*GOAL*.
How many lines in the records below hold the string "entidades"? Answer with the number alone.

______

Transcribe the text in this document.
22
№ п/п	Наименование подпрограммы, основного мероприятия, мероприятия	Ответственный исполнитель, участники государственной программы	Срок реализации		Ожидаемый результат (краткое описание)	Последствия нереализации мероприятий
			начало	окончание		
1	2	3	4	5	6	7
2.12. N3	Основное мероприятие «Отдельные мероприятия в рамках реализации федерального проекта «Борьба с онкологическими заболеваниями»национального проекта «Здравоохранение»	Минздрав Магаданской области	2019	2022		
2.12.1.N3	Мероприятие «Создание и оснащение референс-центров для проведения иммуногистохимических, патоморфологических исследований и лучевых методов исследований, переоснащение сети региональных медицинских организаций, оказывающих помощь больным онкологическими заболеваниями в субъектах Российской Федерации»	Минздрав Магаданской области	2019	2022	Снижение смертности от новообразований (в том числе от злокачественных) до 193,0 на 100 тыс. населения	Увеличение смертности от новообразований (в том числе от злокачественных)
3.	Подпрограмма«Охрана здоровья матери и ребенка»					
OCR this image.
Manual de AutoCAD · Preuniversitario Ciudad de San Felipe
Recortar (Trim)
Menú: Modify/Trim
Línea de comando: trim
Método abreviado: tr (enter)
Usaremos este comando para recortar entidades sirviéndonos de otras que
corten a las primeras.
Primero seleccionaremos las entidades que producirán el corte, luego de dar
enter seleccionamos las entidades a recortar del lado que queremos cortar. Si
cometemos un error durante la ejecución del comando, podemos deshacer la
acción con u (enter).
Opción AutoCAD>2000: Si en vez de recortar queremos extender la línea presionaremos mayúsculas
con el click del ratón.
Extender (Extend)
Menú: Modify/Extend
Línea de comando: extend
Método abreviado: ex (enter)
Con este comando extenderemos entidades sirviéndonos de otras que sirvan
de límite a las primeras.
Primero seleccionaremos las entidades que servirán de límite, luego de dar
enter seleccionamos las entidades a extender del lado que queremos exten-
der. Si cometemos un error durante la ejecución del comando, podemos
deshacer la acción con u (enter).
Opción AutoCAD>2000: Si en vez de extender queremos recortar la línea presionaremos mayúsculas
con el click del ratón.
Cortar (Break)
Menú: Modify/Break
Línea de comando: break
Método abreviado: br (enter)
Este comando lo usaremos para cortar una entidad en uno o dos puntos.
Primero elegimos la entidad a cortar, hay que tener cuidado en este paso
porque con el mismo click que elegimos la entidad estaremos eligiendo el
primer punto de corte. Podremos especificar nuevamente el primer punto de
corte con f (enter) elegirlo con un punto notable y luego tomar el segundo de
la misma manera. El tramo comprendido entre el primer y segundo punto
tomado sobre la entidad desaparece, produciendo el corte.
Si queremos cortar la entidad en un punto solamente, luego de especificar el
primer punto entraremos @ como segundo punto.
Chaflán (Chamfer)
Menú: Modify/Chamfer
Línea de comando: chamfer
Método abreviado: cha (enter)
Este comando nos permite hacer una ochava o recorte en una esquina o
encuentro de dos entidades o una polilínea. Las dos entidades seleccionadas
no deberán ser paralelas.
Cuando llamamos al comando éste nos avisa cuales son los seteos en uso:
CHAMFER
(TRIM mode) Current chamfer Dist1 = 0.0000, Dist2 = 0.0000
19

______

*ANSWER*.
7